--- start ---
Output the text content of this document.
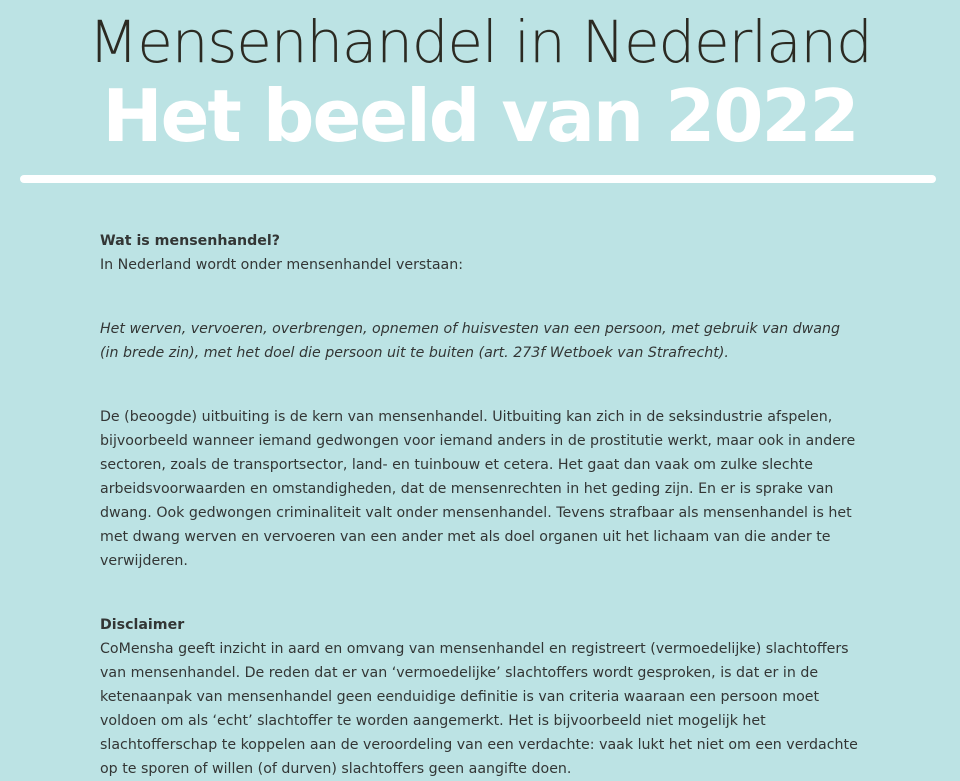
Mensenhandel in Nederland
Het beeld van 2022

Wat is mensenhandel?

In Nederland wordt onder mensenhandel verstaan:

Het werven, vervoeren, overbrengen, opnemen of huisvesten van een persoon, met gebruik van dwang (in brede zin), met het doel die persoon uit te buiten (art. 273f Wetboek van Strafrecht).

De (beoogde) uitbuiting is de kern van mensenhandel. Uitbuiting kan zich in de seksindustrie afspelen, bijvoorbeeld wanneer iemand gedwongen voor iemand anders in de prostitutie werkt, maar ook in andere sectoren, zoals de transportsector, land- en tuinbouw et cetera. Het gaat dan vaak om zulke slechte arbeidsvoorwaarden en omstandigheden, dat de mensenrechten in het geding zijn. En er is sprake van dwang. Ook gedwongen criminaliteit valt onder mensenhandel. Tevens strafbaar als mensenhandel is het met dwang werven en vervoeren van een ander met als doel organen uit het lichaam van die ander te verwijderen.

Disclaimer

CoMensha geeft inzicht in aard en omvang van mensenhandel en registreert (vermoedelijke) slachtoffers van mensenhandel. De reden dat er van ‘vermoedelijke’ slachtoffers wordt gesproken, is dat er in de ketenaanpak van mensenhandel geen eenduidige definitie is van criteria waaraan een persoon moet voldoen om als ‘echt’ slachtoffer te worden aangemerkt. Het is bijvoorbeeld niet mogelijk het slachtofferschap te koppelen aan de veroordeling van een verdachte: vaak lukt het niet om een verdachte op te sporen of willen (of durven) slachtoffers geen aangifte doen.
--- end ---
--- start ---
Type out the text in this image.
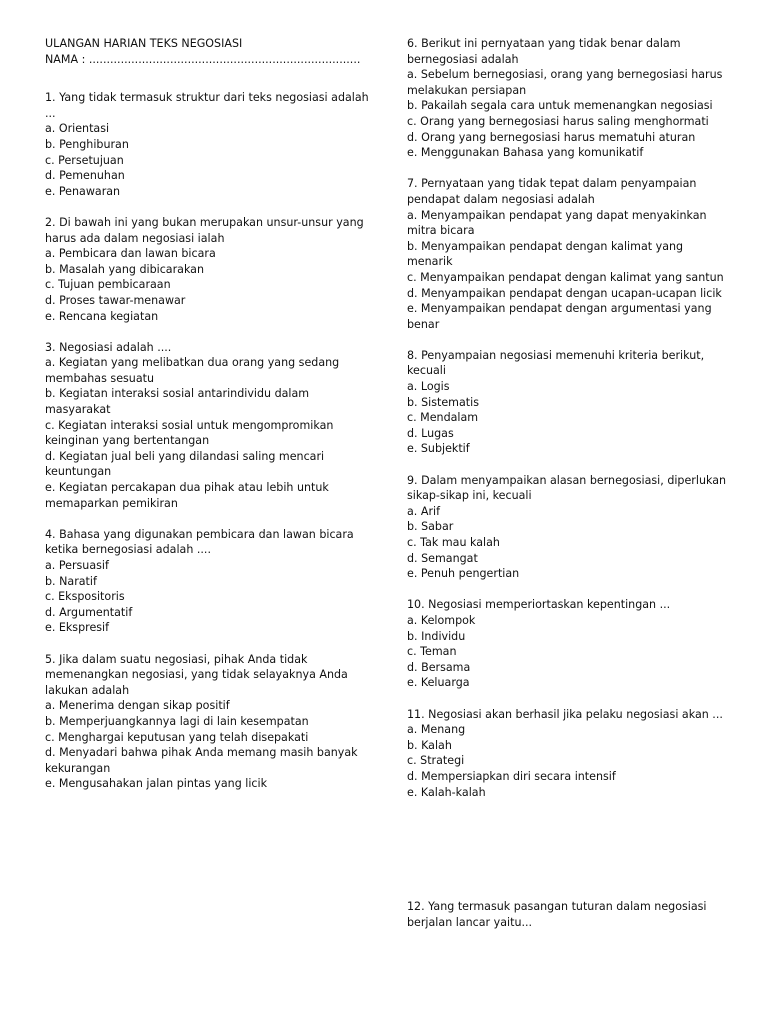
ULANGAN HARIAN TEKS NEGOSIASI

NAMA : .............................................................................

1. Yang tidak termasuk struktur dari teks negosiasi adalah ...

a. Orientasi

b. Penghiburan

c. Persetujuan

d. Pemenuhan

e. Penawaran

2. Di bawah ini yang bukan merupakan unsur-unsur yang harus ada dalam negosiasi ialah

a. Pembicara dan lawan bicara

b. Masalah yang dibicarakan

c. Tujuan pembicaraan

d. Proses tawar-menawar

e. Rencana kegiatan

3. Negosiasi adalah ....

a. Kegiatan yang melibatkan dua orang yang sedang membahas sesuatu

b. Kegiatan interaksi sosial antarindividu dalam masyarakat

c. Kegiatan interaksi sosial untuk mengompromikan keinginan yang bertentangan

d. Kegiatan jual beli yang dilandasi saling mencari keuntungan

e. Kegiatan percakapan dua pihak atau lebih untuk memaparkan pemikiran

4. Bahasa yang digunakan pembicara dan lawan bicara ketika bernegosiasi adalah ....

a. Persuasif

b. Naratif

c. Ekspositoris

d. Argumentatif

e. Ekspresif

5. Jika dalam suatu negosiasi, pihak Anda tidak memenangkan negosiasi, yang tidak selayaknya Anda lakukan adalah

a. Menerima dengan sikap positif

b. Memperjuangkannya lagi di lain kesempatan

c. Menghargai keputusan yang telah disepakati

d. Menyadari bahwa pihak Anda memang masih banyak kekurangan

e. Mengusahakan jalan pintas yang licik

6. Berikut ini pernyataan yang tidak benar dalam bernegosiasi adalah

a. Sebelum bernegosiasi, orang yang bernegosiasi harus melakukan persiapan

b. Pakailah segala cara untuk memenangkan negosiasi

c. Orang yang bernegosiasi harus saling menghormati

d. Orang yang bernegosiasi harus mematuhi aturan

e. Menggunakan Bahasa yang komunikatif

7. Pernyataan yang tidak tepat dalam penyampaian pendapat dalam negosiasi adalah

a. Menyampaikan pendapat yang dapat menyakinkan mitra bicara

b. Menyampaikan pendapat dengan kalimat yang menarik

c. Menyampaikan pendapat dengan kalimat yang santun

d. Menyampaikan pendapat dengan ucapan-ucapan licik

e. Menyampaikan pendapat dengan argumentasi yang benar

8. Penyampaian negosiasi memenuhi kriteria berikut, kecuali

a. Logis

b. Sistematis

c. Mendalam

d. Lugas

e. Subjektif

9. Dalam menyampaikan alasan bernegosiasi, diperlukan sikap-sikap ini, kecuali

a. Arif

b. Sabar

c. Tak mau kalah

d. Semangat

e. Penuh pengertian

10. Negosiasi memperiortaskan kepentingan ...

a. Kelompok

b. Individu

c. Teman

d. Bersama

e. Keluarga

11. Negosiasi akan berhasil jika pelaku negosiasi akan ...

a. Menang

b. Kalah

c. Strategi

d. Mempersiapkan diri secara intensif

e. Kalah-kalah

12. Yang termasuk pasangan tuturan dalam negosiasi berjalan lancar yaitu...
--- end ---
--- start ---
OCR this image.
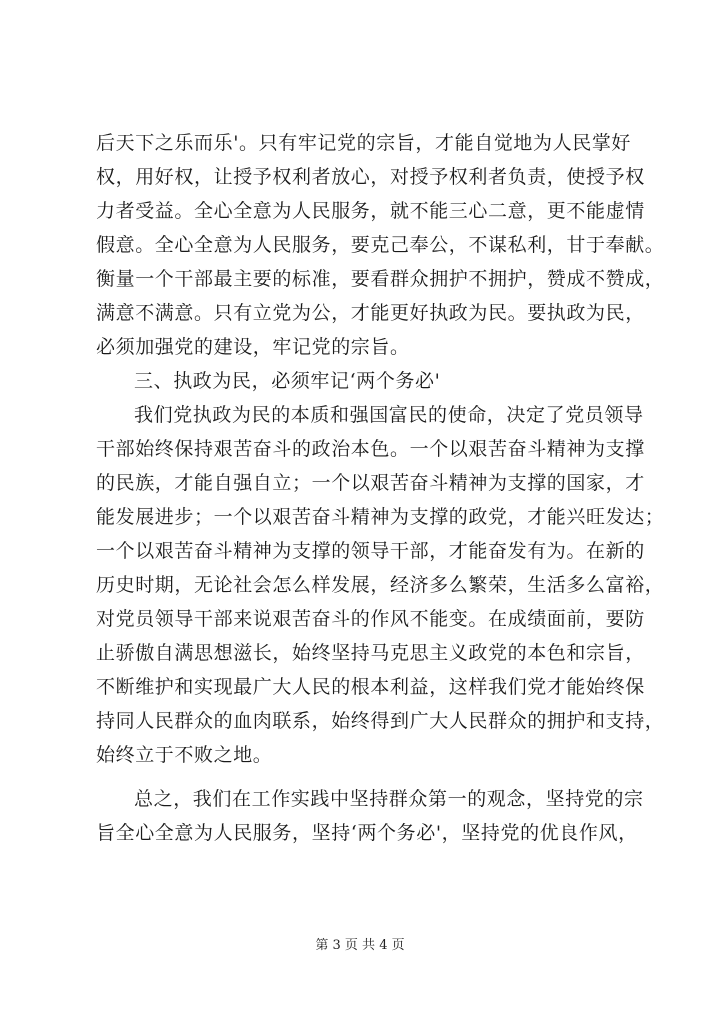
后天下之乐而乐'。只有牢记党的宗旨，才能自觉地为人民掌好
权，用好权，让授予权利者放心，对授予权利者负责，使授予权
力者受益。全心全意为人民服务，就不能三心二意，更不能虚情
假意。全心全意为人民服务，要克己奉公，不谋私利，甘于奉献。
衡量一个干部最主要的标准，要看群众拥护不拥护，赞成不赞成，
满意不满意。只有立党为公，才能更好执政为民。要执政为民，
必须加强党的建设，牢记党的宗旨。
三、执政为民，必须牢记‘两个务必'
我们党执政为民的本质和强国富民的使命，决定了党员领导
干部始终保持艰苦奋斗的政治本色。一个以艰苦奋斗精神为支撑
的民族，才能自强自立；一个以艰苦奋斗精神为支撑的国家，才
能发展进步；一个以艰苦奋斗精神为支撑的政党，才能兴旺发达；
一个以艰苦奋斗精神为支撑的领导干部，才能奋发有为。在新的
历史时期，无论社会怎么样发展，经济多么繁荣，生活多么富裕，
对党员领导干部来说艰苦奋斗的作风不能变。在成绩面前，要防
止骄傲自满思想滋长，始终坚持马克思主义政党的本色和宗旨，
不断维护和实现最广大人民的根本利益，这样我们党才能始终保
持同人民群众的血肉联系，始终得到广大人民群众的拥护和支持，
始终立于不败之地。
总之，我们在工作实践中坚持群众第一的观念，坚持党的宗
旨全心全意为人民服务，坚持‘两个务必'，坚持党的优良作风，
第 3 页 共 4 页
--- end ---
■ **Your task**: State the number of lines above that hold the string "sosial", with nothing added.

■ **Output below**: 2